Exercise: Pick out each line in these entries that contains the string "Start".

Record extracts:
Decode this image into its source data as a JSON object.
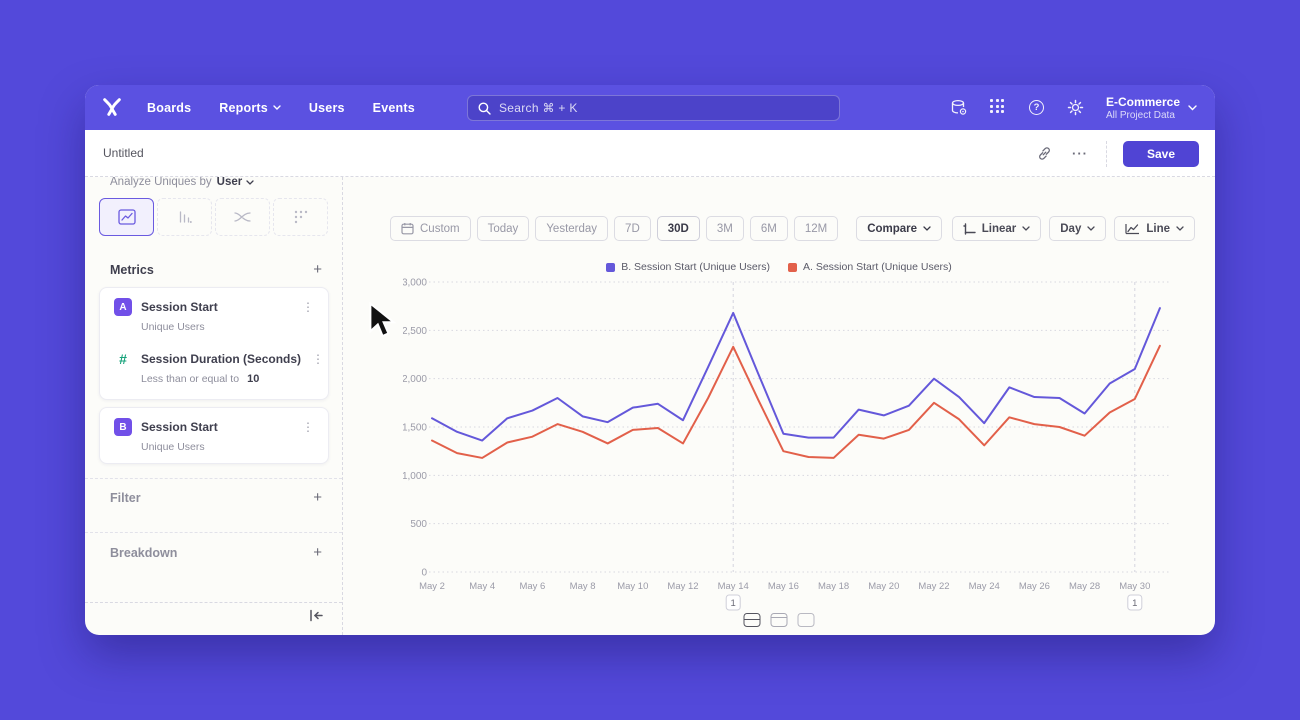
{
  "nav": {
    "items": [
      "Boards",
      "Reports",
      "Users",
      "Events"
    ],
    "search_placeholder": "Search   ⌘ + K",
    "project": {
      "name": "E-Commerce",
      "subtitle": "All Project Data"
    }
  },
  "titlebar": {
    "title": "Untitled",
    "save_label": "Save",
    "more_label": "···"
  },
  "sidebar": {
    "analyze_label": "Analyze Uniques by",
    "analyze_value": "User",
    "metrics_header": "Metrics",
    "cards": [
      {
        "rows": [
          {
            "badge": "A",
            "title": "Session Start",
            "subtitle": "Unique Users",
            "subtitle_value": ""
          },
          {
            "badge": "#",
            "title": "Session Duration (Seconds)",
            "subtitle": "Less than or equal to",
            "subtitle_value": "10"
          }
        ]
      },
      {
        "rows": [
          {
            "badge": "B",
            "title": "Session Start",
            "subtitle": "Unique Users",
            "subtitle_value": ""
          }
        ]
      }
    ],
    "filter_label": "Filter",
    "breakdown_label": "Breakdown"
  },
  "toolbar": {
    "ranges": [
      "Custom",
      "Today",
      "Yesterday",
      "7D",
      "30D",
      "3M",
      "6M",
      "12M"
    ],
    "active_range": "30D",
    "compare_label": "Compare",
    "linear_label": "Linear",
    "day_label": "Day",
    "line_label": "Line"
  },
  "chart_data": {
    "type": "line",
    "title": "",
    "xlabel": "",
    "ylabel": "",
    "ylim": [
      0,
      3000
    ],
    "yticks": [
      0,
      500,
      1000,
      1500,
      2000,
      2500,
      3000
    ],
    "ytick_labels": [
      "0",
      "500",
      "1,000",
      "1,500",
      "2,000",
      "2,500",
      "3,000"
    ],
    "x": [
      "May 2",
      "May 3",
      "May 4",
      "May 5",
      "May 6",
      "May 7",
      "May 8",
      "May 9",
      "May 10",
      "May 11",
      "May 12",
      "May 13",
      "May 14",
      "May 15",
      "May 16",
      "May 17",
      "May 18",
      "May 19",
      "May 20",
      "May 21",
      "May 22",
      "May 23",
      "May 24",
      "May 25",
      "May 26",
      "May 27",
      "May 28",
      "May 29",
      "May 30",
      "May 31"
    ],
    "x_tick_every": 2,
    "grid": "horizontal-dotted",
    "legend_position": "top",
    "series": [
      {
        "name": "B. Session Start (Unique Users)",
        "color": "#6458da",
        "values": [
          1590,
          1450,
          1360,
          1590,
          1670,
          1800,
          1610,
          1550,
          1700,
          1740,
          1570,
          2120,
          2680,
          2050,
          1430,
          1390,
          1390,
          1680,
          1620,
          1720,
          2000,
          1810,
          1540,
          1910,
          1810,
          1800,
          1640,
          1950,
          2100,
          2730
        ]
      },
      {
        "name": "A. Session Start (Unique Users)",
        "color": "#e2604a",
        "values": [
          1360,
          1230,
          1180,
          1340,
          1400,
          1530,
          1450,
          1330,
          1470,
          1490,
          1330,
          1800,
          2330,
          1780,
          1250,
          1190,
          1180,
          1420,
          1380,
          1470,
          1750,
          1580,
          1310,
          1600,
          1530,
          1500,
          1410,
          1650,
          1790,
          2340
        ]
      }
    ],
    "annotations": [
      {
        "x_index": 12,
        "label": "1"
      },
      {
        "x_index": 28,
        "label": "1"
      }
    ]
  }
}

...

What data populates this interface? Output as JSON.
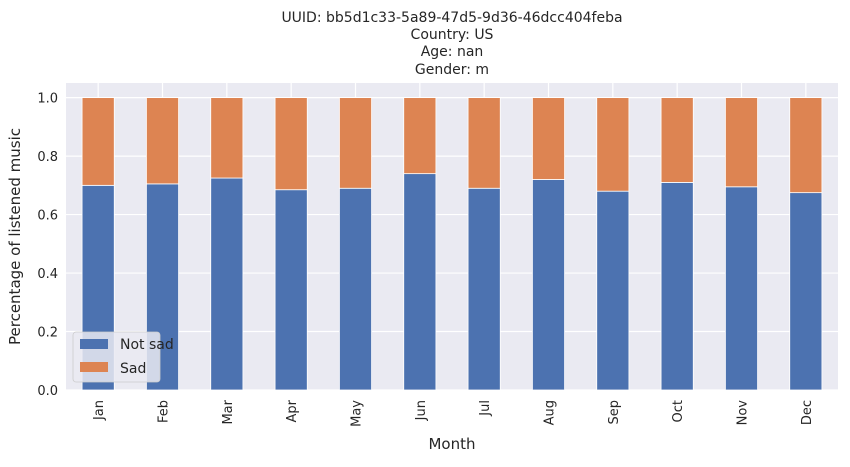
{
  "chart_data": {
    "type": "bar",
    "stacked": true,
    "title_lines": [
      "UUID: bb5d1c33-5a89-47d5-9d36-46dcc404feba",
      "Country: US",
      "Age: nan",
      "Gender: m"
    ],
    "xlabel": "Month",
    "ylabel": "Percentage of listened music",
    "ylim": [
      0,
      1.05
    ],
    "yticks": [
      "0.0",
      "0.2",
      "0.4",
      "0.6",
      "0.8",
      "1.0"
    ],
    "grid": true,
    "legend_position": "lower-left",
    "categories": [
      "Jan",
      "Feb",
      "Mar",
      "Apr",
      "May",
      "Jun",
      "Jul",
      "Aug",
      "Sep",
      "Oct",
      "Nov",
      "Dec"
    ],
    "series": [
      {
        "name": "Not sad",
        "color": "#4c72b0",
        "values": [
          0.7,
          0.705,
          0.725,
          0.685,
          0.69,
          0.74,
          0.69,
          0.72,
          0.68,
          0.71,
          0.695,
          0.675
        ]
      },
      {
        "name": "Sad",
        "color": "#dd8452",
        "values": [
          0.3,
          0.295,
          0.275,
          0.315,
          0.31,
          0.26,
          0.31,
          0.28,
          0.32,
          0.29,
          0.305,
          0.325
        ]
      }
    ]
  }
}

Problem solution:
            "title": "Session Start",
            "title": "Session Start",
        "name": "B. Session Start (Unique Users)",
        "name": "A. Session Start (Unique Users)",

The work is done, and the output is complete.